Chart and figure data
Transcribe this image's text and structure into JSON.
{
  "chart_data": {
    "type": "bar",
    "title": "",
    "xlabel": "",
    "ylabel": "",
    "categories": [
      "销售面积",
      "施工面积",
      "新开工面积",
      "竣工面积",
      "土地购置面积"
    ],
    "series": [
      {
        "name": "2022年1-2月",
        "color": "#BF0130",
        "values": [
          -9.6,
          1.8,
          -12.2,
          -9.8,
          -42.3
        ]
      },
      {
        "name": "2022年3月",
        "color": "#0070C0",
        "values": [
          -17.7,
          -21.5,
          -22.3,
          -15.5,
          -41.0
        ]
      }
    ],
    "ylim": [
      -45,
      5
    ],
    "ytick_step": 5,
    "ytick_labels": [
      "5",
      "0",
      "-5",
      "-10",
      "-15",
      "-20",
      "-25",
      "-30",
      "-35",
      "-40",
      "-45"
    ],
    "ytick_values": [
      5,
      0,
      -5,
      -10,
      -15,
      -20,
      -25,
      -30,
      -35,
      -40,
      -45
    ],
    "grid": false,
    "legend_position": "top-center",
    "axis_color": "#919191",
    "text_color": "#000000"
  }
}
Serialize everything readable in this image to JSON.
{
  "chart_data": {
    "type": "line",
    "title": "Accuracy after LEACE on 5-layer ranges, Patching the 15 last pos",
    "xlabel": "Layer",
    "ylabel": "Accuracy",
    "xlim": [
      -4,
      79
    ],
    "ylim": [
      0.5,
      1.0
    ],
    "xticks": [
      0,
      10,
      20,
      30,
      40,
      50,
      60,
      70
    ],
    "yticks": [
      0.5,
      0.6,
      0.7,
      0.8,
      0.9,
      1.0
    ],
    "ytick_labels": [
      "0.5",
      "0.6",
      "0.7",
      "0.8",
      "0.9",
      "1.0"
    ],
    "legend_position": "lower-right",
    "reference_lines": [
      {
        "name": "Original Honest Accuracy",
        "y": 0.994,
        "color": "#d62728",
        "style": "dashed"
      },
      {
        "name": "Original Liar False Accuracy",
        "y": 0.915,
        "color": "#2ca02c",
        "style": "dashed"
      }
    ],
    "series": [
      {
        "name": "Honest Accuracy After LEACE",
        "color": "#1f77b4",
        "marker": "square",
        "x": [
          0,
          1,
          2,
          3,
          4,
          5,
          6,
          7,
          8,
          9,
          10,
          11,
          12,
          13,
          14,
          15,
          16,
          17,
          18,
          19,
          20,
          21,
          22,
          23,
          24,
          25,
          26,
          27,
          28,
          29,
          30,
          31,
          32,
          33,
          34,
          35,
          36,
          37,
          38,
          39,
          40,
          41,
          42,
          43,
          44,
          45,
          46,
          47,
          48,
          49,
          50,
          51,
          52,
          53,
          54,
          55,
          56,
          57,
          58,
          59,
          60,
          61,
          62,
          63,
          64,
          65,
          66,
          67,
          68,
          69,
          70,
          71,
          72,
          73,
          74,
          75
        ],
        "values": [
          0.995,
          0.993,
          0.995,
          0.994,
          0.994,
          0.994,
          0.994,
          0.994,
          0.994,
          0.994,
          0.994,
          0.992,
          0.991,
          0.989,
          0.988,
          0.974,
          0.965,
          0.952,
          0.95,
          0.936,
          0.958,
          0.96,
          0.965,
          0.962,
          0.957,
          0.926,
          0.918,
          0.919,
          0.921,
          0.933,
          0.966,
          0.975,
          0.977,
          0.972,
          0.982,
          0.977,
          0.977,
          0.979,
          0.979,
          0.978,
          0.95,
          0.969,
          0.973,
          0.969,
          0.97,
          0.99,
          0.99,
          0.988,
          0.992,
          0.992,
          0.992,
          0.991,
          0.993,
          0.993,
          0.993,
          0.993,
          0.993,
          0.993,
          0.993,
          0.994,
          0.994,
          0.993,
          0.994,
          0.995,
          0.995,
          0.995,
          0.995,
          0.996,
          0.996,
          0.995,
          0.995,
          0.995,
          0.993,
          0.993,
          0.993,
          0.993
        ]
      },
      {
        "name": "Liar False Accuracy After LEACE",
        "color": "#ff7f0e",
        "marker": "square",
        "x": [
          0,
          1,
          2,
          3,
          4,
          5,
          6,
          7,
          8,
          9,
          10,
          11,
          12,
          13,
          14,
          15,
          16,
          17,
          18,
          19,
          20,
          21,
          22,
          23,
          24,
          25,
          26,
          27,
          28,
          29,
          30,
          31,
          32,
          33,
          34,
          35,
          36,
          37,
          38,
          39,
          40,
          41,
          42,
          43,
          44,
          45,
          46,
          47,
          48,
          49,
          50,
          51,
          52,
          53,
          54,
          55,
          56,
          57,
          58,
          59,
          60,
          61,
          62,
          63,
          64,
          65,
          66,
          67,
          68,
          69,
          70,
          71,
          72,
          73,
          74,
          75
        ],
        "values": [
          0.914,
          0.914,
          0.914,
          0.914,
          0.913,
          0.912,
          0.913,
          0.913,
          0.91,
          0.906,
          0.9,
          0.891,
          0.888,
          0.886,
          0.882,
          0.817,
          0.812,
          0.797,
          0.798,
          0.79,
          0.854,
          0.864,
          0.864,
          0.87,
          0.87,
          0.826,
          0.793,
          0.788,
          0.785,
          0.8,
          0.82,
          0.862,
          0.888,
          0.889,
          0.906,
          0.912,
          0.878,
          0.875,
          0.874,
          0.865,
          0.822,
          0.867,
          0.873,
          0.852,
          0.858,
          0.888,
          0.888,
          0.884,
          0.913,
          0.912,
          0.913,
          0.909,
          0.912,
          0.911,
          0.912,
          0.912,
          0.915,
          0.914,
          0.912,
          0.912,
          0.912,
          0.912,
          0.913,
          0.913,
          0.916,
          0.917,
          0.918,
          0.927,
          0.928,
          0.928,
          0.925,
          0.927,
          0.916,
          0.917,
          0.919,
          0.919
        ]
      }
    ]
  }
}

» JOB
Return a copy of every line that includes the word "LEACE".

» WRITTEN RESPONSE
    "title": "Accuracy after LEACE on 5-layer ranges, Patching the 15 last pos",
        "name": "Honest Accuracy After LEACE",
        "name": "Liar False Accuracy After LEACE",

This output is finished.